Passage provided →
——————————

Verily, (there) is in their stories a lesson for men (of) understanding… (Quran 12:111)

Brethren once again got to the gated house of the multimillionaire in the city. Once again he was denied entry.

Each time he got to the gate, the security guards would tell him he was not welcome; that his name was not on the list of guests and visitors that “Babangida” had given an appointment for the day. But why did he now become an unwanted guest in the hitherto familiar mansion? How did the former “Excellency” become a pauper, a reptile, an unwanted guest to be refused access and entry into the inner luxuries of the rich with whom he used to exchange pleasantries and banters?

Brethren, the former “Excellency” had been out of power for close to a decade when the incident happened. Nobody now recognized him as a former governor of that state anymore. His circumstance reminded me of Ibn Batuta’s experience. When the latter got to Cairo during the medieval period, all the luxurious encampments of Pharaoh had been laid to ruin.

Now on that particular day, “Your (former) Excellency” caught a pitiable sight. Physically, his body had become jaded; his speech had become slurred, his gait had been lost to the vicissitude of time and life. As is common with men of yesterday who still live today, as is common with men who thought tomorrow would never come, the former “Excellency” had descended into life on the margins of existence.

His house had become deserted immediately after his opponent was declared the winner of the election. The only constant guests in his reality thereafter were those popular ailments of the rich; the ailment of those who live in the city, in the centre of existence. Having found riches and power by accident, he plunged headlong into a life of revelry and comfort. His body became a machine. He drank the forbidden; he copulated with the prohibited. He threw away caution and circumspection. He forgot that whatever we do in life is like an investment. We shall be given “dividends” of our acts of omission and commission sooner or later. Thus not long after he stepped out of power or rather long after power slipped out of his hands, his body began to pay for his interdictions. He then began to use the ill-gotten wealth to procure his health at a time wealth had become useless as a ransom for health.

——————————

Jobs →
**a)** From the passage about the former governor, reproduce the stretch of text that begins at the words "Now on that" and stops after "margins of existence.".
**b)** In the passage about the former governor, how long had he been out of power when he was refused entry at the mansion gate?

Source material →
——————————

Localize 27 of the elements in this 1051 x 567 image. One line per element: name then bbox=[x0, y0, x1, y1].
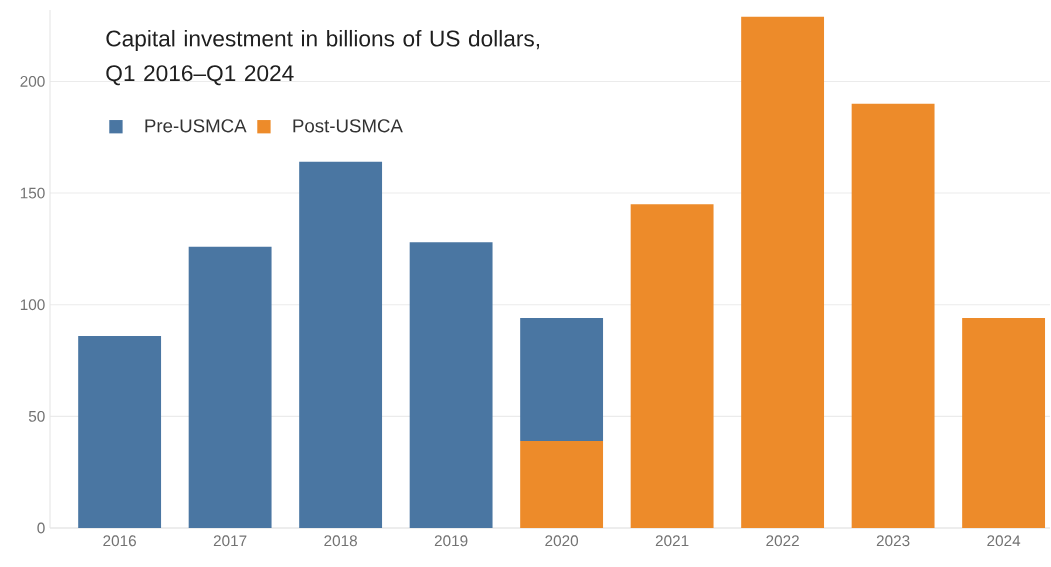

——————————

Solved problems →
**a)**
Now on that particular day, “Your (former) Excellency” caught a pitiable sight. Physically, his body had become jaded; his speech had become slurred, his gait had been lost to the vicissitude of time and life. As is common with men of yesterday who still live today, as is common with men who thought tomorrow would never come, the former “Excellency” had descended into life on the margins of existence.

**b)** Close to a decade.